Data excerpts

= = = = = = =

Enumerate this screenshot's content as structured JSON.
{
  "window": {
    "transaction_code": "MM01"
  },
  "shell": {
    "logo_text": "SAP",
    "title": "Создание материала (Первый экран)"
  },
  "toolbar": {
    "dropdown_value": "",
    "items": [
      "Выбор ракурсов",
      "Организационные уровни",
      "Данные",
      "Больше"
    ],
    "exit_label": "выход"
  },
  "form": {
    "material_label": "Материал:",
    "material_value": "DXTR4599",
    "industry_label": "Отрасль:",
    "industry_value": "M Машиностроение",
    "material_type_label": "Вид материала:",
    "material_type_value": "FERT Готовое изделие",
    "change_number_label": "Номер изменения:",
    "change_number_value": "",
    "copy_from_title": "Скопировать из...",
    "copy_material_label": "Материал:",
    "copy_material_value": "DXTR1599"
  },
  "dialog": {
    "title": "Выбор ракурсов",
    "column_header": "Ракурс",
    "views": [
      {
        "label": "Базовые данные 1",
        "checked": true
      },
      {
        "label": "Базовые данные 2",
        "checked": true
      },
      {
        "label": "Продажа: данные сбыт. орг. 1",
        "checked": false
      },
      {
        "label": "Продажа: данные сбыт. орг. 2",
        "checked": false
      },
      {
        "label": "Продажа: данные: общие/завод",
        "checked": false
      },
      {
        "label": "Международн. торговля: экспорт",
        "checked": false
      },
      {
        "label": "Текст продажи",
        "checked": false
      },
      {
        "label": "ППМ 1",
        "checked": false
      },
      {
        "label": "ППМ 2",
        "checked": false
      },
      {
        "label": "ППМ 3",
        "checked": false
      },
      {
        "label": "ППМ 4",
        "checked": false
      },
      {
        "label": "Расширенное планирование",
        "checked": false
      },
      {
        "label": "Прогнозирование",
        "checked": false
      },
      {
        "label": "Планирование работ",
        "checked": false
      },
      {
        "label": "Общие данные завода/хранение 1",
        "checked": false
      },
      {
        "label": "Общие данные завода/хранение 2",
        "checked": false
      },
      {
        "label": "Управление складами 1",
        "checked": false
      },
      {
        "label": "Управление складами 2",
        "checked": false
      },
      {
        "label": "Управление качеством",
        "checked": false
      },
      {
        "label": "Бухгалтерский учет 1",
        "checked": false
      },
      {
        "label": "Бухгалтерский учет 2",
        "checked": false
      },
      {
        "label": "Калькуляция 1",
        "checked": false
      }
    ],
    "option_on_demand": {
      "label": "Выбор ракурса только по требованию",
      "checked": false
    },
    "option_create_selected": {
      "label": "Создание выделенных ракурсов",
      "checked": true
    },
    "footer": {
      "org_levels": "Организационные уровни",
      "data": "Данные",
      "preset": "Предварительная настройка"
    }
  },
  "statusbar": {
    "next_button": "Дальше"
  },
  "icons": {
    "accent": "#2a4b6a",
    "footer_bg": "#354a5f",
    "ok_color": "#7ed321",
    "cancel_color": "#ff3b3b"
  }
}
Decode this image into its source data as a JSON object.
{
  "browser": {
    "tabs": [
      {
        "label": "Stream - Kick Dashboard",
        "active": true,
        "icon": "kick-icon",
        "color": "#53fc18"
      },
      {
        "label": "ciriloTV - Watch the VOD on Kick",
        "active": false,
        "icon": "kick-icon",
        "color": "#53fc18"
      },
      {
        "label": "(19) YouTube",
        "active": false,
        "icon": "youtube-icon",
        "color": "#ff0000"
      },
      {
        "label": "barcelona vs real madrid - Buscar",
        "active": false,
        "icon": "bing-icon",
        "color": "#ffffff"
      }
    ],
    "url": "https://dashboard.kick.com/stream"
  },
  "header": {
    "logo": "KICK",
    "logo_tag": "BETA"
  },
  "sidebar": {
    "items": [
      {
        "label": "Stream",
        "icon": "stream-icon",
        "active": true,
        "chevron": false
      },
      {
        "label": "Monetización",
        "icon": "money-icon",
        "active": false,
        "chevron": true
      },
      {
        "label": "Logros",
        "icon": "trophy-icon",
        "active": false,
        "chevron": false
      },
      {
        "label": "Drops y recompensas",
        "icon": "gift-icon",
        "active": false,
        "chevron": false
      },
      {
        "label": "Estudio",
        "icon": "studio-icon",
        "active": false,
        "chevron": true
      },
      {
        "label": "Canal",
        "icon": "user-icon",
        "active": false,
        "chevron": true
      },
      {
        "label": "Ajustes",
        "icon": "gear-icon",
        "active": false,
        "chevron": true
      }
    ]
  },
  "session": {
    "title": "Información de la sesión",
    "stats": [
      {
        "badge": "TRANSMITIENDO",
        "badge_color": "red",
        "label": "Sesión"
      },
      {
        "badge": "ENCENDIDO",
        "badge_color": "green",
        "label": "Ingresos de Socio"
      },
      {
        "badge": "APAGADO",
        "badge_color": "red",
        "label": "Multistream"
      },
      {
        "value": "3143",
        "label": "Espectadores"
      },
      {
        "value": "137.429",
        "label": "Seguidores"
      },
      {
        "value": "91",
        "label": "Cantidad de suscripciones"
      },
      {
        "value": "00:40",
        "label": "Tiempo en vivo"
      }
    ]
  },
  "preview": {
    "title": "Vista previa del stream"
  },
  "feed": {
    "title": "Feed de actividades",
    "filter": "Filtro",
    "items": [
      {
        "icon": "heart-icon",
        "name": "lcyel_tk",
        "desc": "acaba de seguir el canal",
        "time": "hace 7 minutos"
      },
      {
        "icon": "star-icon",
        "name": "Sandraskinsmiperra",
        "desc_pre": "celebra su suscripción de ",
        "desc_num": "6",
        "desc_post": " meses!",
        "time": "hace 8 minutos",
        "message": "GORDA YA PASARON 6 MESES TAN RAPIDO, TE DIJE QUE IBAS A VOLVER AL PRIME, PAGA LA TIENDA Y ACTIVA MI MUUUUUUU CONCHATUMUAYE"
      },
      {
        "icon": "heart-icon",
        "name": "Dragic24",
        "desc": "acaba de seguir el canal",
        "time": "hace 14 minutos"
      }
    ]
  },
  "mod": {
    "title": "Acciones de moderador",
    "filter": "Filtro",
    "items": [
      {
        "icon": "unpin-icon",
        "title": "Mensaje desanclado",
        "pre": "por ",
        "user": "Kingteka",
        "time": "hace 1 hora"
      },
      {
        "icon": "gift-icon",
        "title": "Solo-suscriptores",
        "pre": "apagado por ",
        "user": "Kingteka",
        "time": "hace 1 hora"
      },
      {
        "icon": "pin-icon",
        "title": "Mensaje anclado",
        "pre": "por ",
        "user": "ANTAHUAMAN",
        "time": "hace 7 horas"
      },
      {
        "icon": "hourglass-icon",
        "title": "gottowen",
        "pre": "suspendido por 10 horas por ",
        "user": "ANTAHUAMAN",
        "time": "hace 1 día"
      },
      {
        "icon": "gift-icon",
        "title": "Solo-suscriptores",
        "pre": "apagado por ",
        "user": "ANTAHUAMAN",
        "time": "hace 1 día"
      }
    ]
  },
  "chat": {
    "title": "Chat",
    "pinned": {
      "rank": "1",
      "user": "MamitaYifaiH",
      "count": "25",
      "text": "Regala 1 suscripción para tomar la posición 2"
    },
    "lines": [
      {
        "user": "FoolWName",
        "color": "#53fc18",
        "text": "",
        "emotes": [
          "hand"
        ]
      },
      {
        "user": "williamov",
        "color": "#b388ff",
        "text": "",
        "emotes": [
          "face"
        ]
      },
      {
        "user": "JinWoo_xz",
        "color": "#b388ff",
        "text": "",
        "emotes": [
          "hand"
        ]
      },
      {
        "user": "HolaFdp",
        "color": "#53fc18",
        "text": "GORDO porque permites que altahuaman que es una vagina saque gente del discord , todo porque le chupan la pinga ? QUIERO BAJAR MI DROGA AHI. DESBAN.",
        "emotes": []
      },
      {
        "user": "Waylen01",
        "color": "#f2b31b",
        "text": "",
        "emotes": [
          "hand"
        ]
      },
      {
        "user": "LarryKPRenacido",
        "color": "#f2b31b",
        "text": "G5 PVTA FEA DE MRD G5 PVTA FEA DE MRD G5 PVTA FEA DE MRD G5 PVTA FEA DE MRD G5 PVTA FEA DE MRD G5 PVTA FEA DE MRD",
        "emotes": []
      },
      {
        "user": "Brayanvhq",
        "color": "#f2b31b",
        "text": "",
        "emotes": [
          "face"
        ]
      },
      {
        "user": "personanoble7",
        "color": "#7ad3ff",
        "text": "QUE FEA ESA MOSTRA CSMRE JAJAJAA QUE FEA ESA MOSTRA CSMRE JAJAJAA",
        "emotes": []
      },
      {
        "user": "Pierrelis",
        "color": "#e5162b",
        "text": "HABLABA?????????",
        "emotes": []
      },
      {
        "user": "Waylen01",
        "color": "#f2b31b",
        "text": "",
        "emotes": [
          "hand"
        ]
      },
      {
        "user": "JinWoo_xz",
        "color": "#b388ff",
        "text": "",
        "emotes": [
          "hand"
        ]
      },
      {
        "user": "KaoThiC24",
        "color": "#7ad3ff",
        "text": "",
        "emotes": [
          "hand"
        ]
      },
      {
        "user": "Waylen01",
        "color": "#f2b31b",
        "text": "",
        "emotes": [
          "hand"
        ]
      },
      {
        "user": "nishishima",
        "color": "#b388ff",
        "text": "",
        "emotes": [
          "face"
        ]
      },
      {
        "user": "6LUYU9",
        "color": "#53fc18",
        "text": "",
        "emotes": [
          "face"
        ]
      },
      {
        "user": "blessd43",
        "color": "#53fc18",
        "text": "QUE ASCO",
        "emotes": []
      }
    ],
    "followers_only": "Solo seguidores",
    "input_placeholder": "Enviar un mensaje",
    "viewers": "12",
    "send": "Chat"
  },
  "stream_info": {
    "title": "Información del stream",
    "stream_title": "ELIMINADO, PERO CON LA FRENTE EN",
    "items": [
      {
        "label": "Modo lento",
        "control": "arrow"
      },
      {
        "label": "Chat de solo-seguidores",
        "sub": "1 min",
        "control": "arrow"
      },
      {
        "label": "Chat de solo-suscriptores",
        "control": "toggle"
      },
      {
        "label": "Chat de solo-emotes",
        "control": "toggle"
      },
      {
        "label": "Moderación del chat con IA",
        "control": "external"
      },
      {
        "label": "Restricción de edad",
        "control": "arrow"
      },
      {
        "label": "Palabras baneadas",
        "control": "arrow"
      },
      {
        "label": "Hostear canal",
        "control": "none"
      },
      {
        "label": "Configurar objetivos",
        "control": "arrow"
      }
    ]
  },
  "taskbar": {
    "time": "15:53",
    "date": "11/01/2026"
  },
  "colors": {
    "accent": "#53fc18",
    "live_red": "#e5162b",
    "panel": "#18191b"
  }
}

= = = = = = =

▶ _WRITTEN TASK_: In the entries above, find each line with the string "Выбор" and copy it.

▶ _TASK RESPONSE_:
      "Выбор ракурсов",
    "title": "Выбор ракурсов",
      "label": "Выбор ракурса только по требованию",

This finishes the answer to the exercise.